- [WRITTEN PROBLEM]: Leave out the pictures and copy everything else in the entries exactly.

- [DATA SUPPLIED]:
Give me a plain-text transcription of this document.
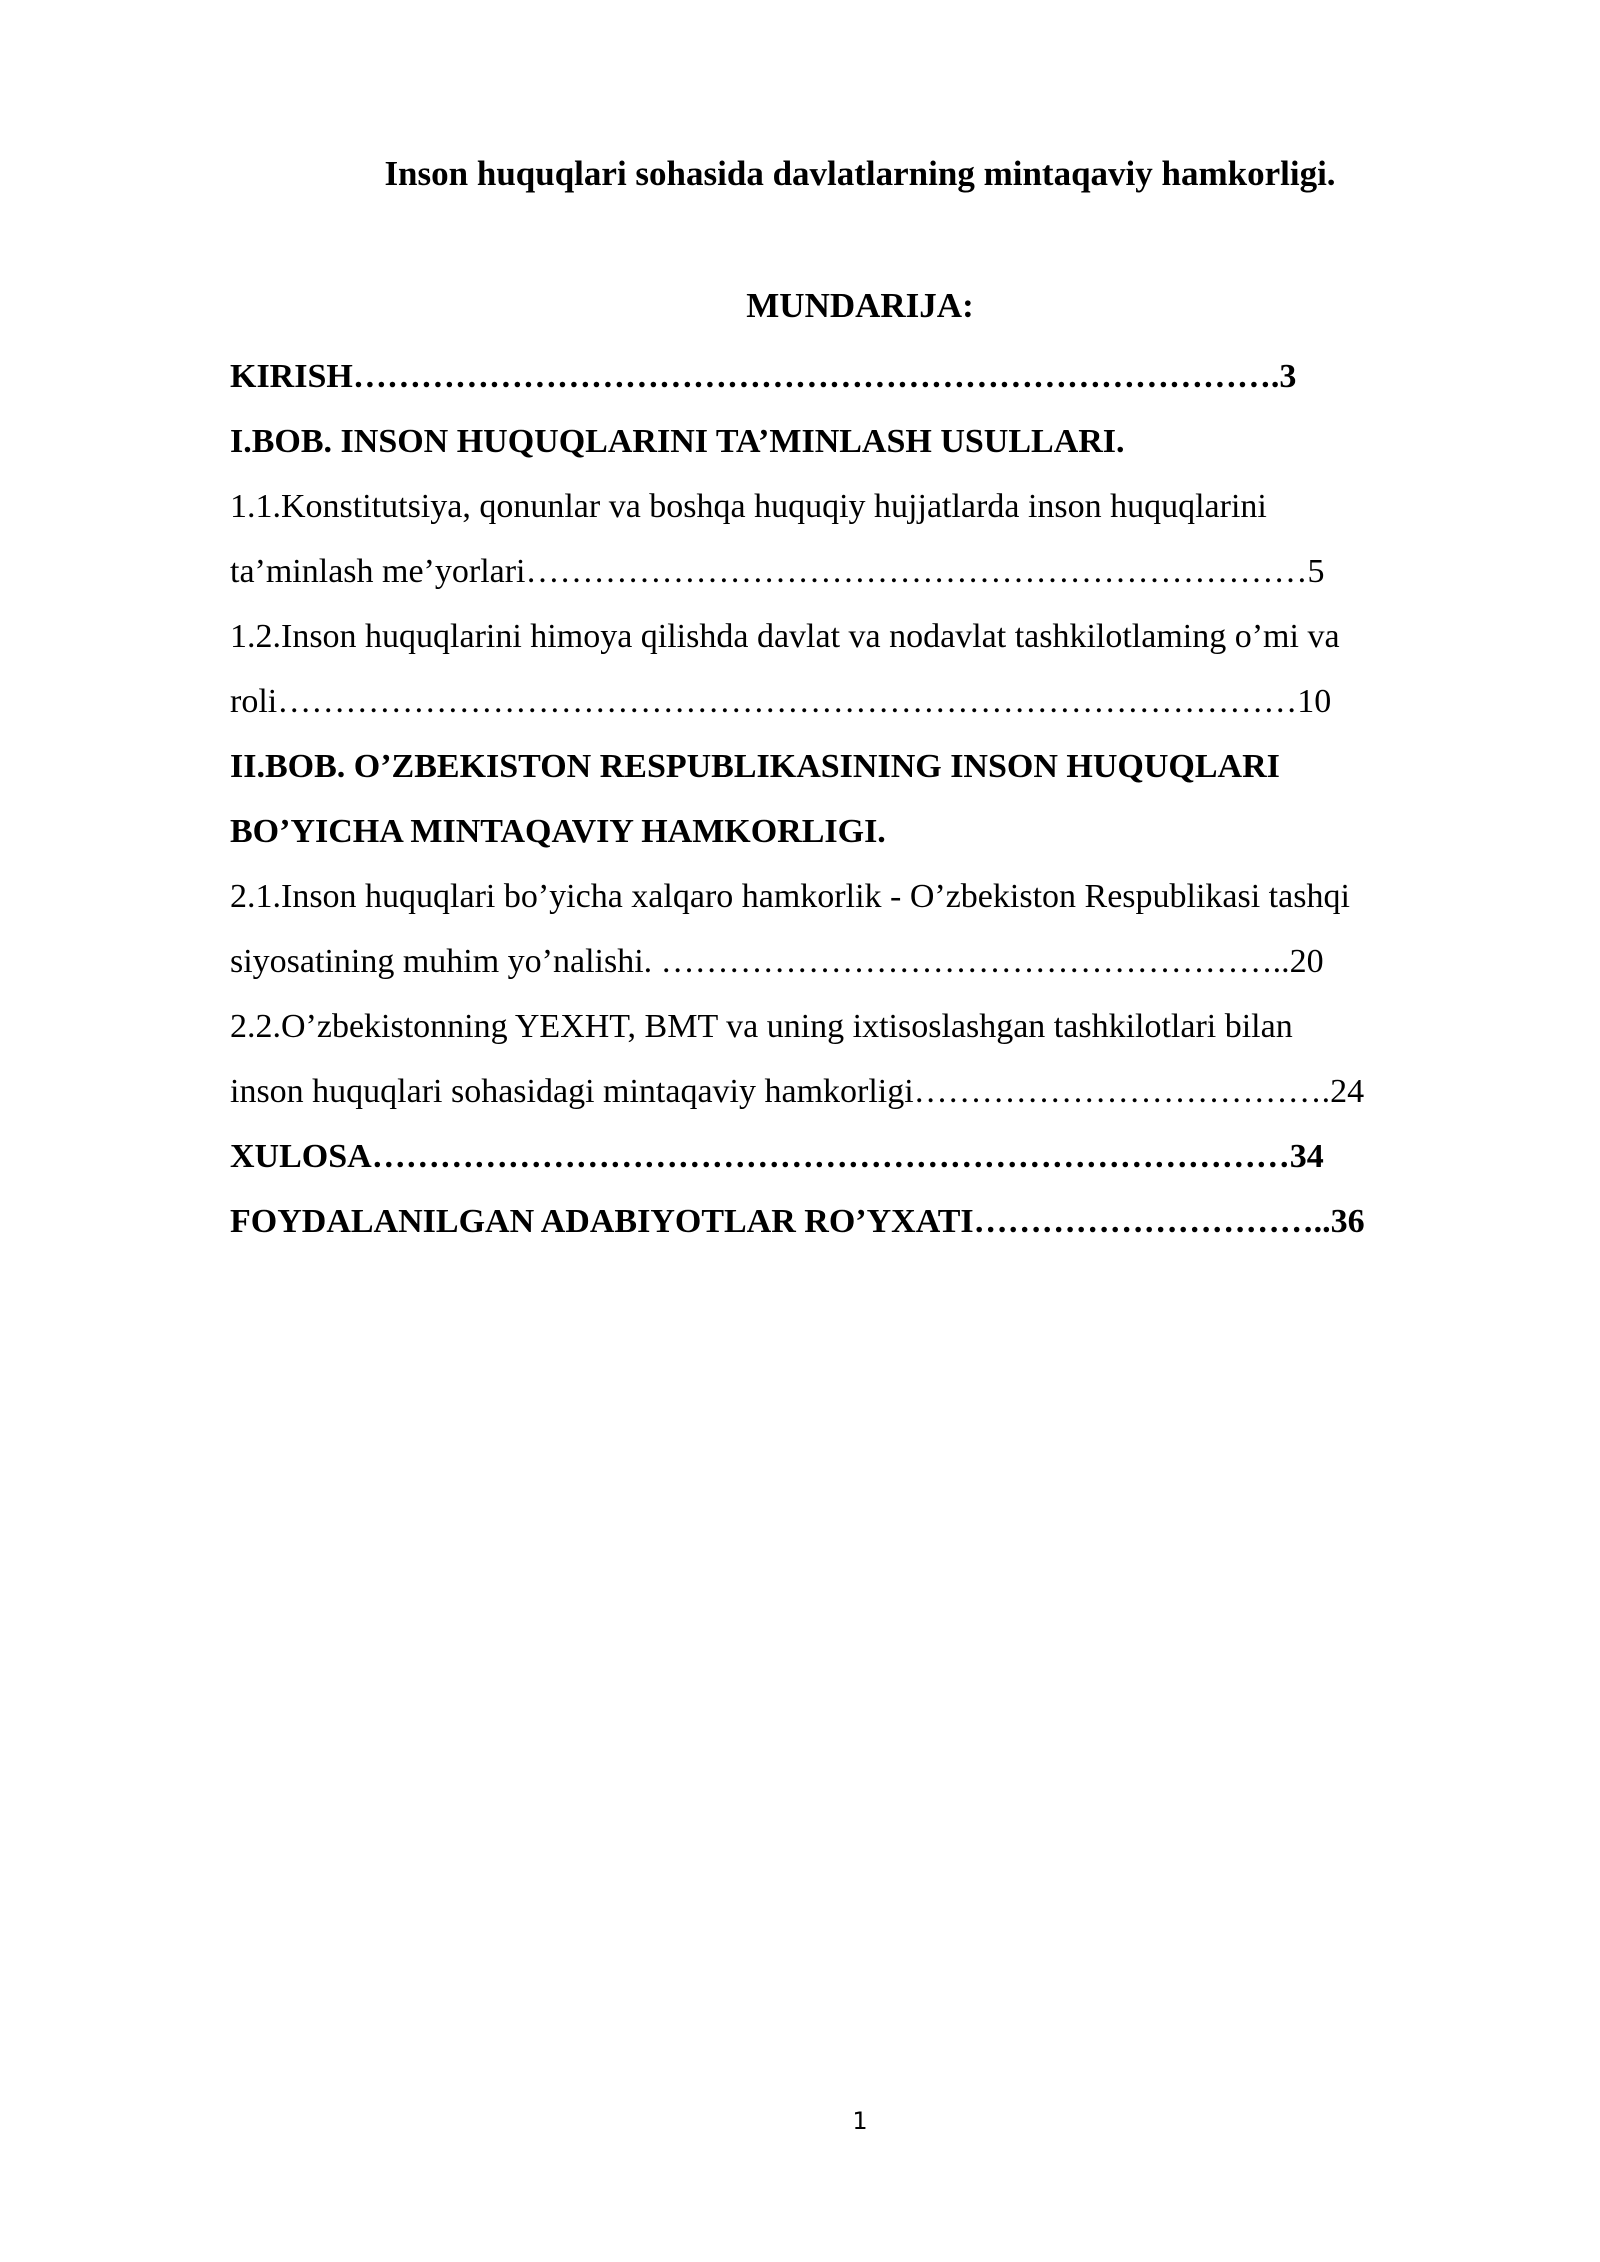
Inson huquqlari sohasida davlatlarning mintaqaviy hamkorligi.
MUNDARIJA:
KIRISH……………………………………………………………………….3
I.BOB. INSON HUQUQLARINI TA’MINLASH USULLARI.
1.1.Konstitutsiya, qonunlar va boshqa huquqiy hujjatlarda inson huquqlarini
ta’minlash me’yorlari……………………………………………………………5
1.2.Inson huquqlarini himoya qilishda davlat va nodavlat tashkilotlaming o’mi va
roli………………………………………………………………………………10
II.BOB. O’ZBEKISTON RESPUBLIKASINING INSON HUQUQLARI
BO’YICHA MINTAQAVIY HAMKORLIGI.
2.1.Inson huquqlari bo’yicha xalqaro hamkorlik - O’zbekiston Respublikasi tashqi
siyosatining muhim yo’nalishi. ………………………………………………..20
2.2.O’zbekistonning YEXHT, BMT va uning ixtisoslashgan tashkilotlari bilan
inson huquqlari sohasidagi mintaqaviy hamkorligi……………………………….24
XULOSA………………………………………………………………………34
FOYDALANILGAN ADABIYOTLAR RO’YXATI…………………………..36
1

- [ANSWER]:
Give me a plain-text transcription of this document.
Inson huquqlari sohasida davlatlarning mintaqaviy hamkorligi.
MUNDARIJA:
KIRISH……………………………………………………………………….3
I.BOB. INSON HUQUQLARINI TA’MINLASH USULLARI.
1.1.Konstitutsiya, qonunlar va boshqa huquqiy hujjatlarda inson huquqlarini
ta’minlash me’yorlari……………………………………………………………5
1.2.Inson huquqlarini himoya qilishda davlat va nodavlat tashkilotlaming o’mi va
roli………………………………………………………………………………10
II.BOB. O’ZBEKISTON RESPUBLIKASINING INSON HUQUQLARI
BO’YICHA MINTAQAVIY HAMKORLIGI.
2.1.Inson huquqlari bo’yicha xalqaro hamkorlik - O’zbekiston Respublikasi tashqi
siyosatining muhim yo’nalishi. ………………………………………………..20
2.2.O’zbekistonning YEXHT, BMT va uning ixtisoslashgan tashkilotlari bilan
inson huquqlari sohasidagi mintaqaviy hamkorligi……………………………….24
XULOSA………………………………………………………………………34
FOYDALANILGAN ADABIYOTLAR RO’YXATI…………………………..36
1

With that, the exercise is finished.